##### MATERIAL TO PROCESS

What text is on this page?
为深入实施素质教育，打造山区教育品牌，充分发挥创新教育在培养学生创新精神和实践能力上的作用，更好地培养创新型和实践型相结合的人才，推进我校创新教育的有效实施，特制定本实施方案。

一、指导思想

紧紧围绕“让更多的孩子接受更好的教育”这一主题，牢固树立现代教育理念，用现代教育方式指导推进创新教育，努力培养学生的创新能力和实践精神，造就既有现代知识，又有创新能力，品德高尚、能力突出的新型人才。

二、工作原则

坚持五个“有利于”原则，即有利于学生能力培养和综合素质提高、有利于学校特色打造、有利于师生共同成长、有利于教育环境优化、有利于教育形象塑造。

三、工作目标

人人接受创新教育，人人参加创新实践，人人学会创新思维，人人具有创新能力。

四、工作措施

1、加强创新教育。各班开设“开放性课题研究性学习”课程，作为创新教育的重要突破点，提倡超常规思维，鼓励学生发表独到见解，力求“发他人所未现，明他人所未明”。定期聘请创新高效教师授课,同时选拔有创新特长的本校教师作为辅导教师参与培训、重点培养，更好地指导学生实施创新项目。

##########

- PROBLEM TO WORK ON:
Write out every record, exactly as written.

- FINAL RESULT:
What text is on this page?
为深入实施素质教育，打造山区教育品牌，充分发挥创新教育在培养学生创新精神和实践能力上的作用，更好地培养创新型和实践型相结合的人才，推进我校创新教育的有效实施，特制定本实施方案。

一、指导思想

紧紧围绕“让更多的孩子接受更好的教育”这一主题，牢固树立现代教育理念，用现代教育方式指导推进创新教育，努力培养学生的创新能力和实践精神，造就既有现代知识，又有创新能力，品德高尚、能力突出的新型人才。

二、工作原则

坚持五个“有利于”原则，即有利于学生能力培养和综合素质提高、有利于学校特色打造、有利于师生共同成长、有利于教育环境优化、有利于教育形象塑造。

三、工作目标

人人接受创新教育，人人参加创新实践，人人学会创新思维，人人具有创新能力。

四、工作措施

1、加强创新教育。各班开设“开放性课题研究性学习”课程，作为创新教育的重要突破点，提倡超常规思维，鼓励学生发表独到见解，力求“发他人所未现，明他人所未明”。定期聘请创新高效教师授课,同时选拔有创新特长的本校教师作为辅导教师参与培训、重点培养，更好地指导学生实施创新项目。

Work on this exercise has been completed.